Your answer should be only a number: how many lines include the word "Drottningg".

(Lines of data)
◆ ◆ ◆
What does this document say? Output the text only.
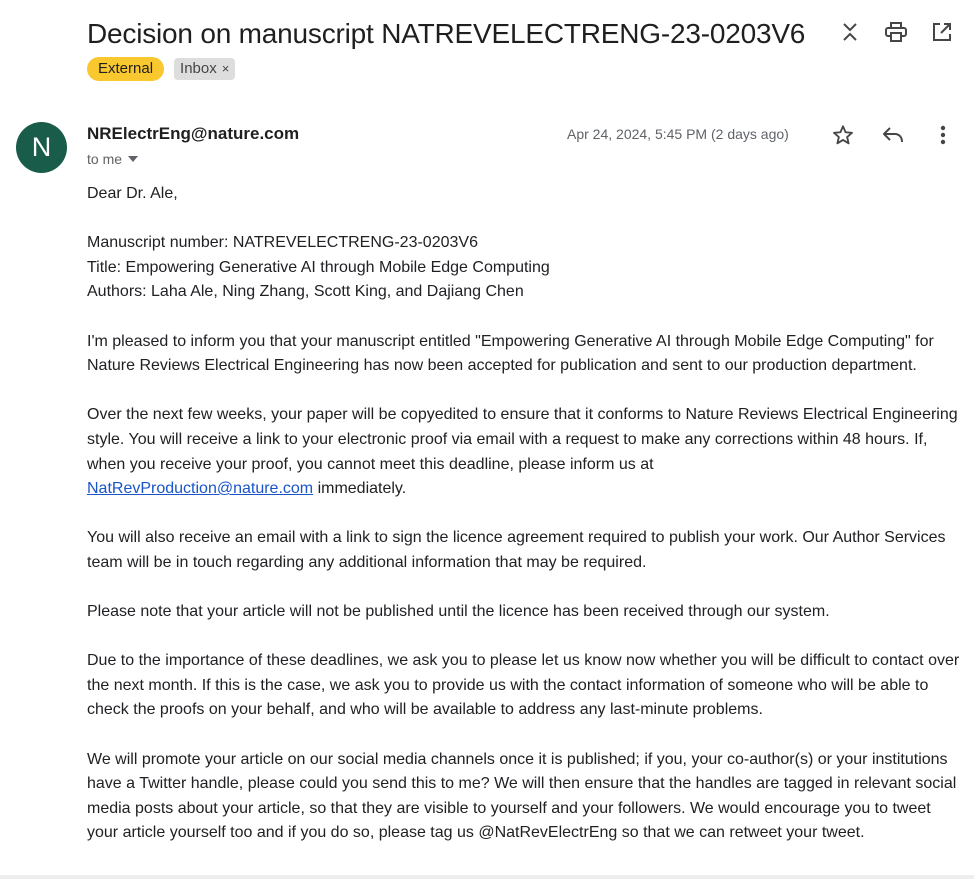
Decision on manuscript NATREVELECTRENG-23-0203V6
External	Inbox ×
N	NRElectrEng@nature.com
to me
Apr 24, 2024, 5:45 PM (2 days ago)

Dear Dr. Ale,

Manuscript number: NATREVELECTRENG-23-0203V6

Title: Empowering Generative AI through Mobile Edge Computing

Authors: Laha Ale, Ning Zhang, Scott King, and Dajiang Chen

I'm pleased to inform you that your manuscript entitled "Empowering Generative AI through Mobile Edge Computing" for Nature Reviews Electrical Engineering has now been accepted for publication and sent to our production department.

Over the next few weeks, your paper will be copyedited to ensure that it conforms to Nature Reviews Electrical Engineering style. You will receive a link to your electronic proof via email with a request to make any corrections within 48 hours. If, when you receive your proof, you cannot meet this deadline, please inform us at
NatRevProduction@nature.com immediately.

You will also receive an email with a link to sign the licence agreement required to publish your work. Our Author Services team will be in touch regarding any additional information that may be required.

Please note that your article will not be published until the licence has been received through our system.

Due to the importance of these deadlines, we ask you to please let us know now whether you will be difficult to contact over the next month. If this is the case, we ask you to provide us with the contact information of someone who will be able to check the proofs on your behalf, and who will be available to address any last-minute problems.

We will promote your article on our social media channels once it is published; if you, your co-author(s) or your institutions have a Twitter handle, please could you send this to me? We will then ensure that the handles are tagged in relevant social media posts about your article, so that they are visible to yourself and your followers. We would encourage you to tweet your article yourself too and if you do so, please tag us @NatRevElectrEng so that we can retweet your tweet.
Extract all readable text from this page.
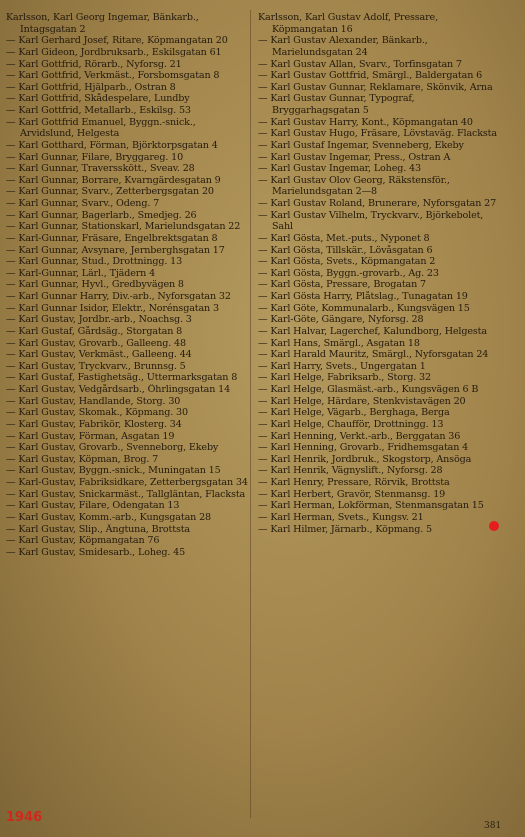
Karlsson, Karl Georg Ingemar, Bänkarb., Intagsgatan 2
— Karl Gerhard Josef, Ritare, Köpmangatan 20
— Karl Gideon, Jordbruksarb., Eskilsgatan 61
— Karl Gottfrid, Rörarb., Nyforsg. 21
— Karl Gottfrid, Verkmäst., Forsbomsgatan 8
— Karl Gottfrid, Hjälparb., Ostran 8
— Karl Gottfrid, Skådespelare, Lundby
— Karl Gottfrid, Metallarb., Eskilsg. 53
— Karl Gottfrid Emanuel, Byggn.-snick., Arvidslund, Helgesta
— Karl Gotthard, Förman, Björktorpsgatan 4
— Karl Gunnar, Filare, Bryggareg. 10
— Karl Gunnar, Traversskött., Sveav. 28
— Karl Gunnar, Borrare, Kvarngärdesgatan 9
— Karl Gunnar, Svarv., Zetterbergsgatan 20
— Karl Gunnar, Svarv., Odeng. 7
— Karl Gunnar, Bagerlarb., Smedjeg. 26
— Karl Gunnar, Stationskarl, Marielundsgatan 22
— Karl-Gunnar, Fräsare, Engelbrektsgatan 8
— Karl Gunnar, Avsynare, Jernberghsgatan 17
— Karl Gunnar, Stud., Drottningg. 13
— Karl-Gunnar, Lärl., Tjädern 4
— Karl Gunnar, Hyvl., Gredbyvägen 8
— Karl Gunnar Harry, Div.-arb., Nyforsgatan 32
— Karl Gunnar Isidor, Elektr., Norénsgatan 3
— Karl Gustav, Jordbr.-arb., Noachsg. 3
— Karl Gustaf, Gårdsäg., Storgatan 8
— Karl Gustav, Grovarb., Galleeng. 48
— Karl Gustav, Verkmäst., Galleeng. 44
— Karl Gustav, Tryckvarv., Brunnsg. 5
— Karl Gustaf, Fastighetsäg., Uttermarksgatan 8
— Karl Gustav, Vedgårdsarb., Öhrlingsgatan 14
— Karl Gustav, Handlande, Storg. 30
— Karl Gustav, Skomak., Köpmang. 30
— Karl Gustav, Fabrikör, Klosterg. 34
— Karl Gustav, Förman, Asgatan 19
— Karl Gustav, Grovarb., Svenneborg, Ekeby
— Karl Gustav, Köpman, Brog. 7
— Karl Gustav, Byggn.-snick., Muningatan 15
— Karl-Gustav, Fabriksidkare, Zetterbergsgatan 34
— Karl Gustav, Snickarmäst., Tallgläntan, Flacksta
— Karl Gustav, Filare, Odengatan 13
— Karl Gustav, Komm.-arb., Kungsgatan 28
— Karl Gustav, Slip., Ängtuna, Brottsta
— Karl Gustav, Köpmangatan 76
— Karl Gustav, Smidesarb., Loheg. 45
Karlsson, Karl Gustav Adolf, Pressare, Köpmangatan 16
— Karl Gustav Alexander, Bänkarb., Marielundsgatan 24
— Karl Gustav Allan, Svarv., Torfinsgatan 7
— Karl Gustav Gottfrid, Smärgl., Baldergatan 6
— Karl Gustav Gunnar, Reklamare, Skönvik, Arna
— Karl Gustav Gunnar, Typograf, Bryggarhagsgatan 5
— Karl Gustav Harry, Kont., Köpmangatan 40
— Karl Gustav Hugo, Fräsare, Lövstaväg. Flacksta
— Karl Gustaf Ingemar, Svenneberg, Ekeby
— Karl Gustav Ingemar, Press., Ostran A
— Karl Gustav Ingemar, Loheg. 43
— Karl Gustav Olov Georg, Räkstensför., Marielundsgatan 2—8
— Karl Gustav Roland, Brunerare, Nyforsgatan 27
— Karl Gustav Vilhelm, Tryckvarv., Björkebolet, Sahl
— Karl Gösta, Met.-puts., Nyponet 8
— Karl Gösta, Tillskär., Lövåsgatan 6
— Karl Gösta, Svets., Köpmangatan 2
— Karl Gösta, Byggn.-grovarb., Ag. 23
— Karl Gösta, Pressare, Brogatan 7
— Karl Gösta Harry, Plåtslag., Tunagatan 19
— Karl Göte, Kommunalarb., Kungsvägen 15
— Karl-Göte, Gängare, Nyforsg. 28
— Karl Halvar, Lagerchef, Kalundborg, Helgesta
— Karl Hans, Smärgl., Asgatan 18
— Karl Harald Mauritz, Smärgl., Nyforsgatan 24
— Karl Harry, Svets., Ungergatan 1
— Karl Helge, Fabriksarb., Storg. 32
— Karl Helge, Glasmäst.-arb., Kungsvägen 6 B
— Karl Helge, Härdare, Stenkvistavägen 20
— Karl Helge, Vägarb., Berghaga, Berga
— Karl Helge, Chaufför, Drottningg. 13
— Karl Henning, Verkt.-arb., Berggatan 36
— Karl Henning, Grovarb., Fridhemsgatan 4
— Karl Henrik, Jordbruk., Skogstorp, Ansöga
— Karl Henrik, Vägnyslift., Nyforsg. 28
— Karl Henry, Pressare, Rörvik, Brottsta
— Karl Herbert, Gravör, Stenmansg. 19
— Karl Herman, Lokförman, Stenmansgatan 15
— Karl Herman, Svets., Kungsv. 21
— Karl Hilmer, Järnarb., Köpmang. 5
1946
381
◆ ◆ ◆
WRITTEN SOLUTION » 2